(Saved entries)

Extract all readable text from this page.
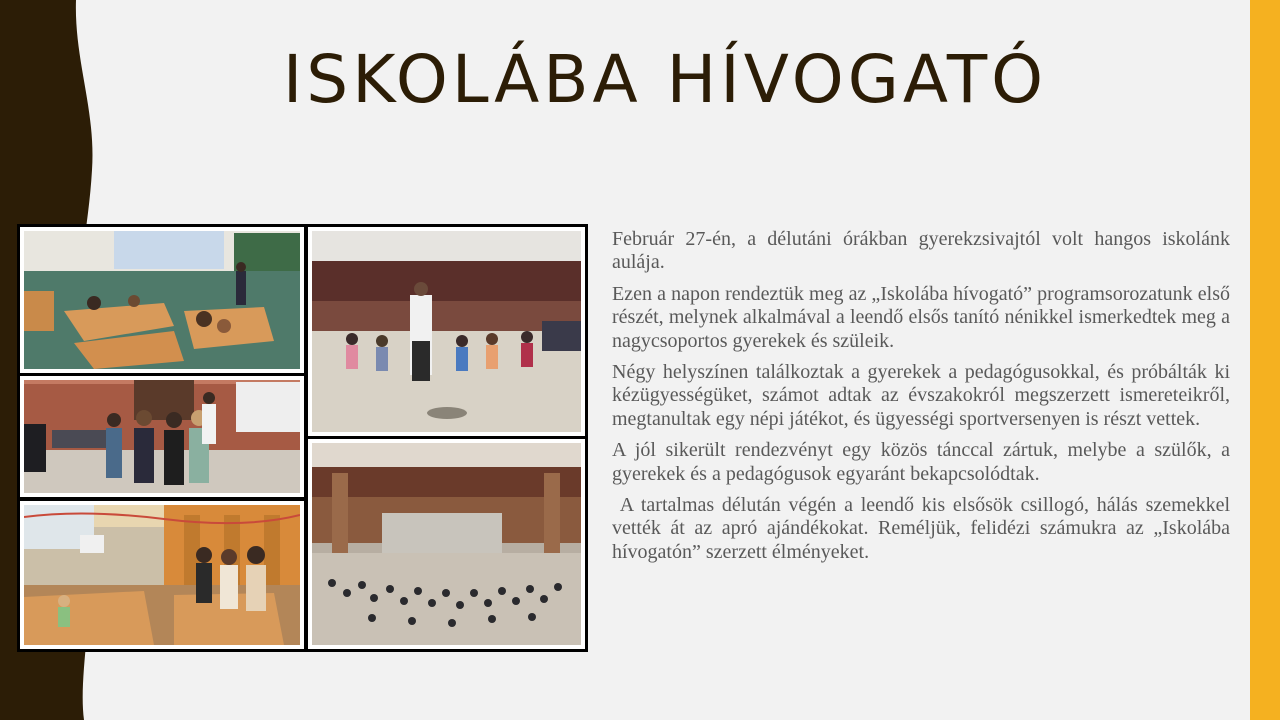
ISKOLÁBA HÍVOGATÓ

Február 27-én, a délutáni órákban gyerekzsivajtól volt hangos iskolánk aulája.

Ezen a napon rendeztük meg az „Iskolába hívogató” programsorozatunk első részét, melynek alkalmával a leendő elsős tanító nénikkel ismerkedtek meg a nagycsoportos gyerekek és szüleik.

Négy helyszínen találkoztak a gyerekek a pedagógusokkal, és próbálták ki kézügyességüket, számot adtak az évszakokról megszerzett ismereteikről, megtanultak egy népi játékot, és ügyességi sportversenyen is részt vettek.

A jól sikerült rendezvényt egy közös tánccal zártuk, melybe a szülők, a gyerekek és a pedagógusok egyaránt bekapcsolódtak.

A tartalmas délután végén a leendő kis elsősök csillogó, hálás szemekkel vették át az apró ajándékokat. Reméljük, felidézi számukra az „Iskolába hívogatón” szerzett élményeket.
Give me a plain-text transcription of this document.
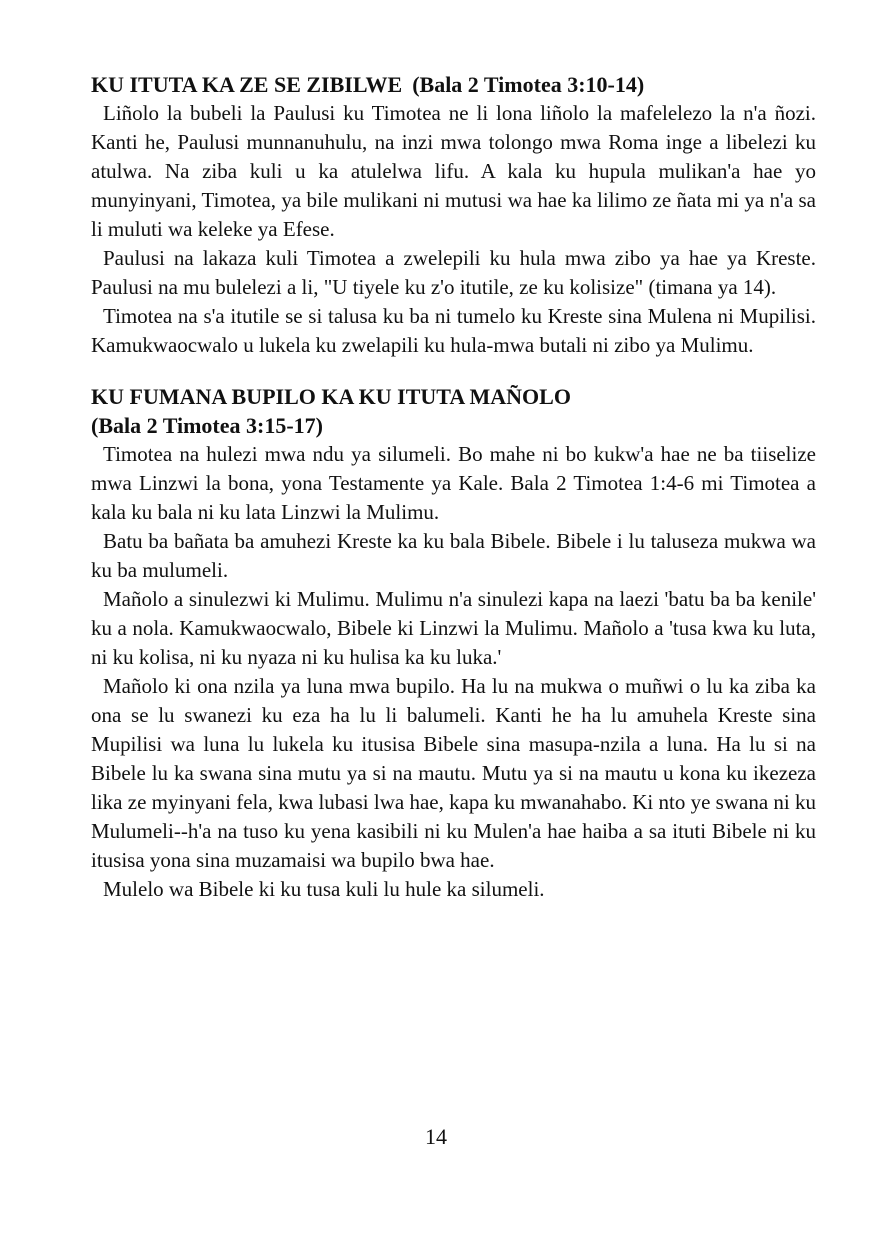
KU ITUTA KA ZE SE ZIBILWE (Bala 2 Timotea 3:10-14)

Liñolo la bubeli la Paulusi ku Timotea ne li lona liñolo la mafelelezo la n'a ñozi. Kanti he, Paulusi munnanuhulu, na inzi mwa tolongo mwa Roma inge a libelezi ku atulwa. Na ziba kuli u ka atulelwa lifu. A kala ku hupula mulikan'a hae yo munyinyani, Timotea, ya bile mulikani ni mutusi wa hae ka lilimo ze ñata mi ya n'a sa li muluti wa keleke ya Efese.

Paulusi na lakaza kuli Timotea a zwelepili ku hula mwa zibo ya hae ya Kreste. Paulusi na mu bulelezi a li, "U tiyele ku z'o itutile, ze ku kolisize" (timana ya 14).

Timotea na s'a itutile se si talusa ku ba ni tumelo ku Kreste sina Mulena ni Mupilisi. Kamukwaocwalo u lukela ku zwelapili ku hula-mwa butali ni zibo ya Mulimu.

KU FUMANA BUPILO KA KU ITUTA MAÑOLO

(Bala 2 Timotea 3:15-17)

Timotea na hulezi mwa ndu ya silumeli. Bo mahe ni bo kukw'a hae ne ba tiiselize mwa Linzwi la bona, yona Testamente ya Kale. Bala 2 Timotea 1:4-6 mi Timotea a kala ku bala ni ku lata Linzwi la Mulimu.

Batu ba bañata ba amuhezi Kreste ka ku bala Bibele. Bibele i lu taluseza mukwa wa ku ba mulumeli.

Mañolo a sinulezwi ki Mulimu. Mulimu n'a sinulezi kapa na laezi 'batu ba ba kenile' ku a nola. Kamukwaocwalo, Bibele ki Linzwi la Mulimu. Mañolo a 'tusa kwa ku luta, ni ku kolisa, ni ku nyaza ni ku hulisa ka ku luka.'

Mañolo ki ona nzila ya luna mwa bupilo. Ha lu na mukwa o muñwi o lu ka ziba ka ona se lu swanezi ku eza ha lu li balumeli. Kanti he ha lu amuhela Kreste sina Mupilisi wa luna lu lukela ku itusisa Bibele sina masupa-nzila a luna. Ha lu si na Bibele lu ka swana sina mutu ya si na mautu. Mutu ya si na mautu u kona ku ikezeza lika ze myinyani fela, kwa lubasi lwa hae, kapa ku mwanahabo. Ki nto ye swana ni ku Mulumeli--h'a na tuso ku yena kasibili ni ku Mulen'a hae haiba a sa ituti Bibele ni ku itusisa yona sina muzamaisi wa bupilo bwa hae.

Mulelo wa Bibele ki ku tusa kuli lu hule ka silumeli.

14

## Task brief
Your task is to list each line of the records with the word "kuli".

## Complete response
Liñolo la bubeli la Paulusi ku Timotea ne li lona liñolo la mafelelezo la n'a ñozi. Kanti he, Paulusi munnanuhulu, na inzi mwa tolongo mwa Roma inge a libelezi ku atulwa. Na ziba kuli u ka atulelwa lifu. A kala ku hupula mulikan'a hae yo munyinyani, Timotea, ya bile mulikani ni mutusi wa hae ka lilimo ze ñata mi ya n'a sa li muluti wa keleke ya Efese.
Paulusi na lakaza kuli Timotea a zwelepili ku hula mwa zibo ya hae ya Kreste. Paulusi na mu bulelezi a li, "U tiyele ku z'o itutile, ze ku kolisize" (timana ya 14).
Mulelo wa Bibele ki ku tusa kuli lu hule ka silumeli.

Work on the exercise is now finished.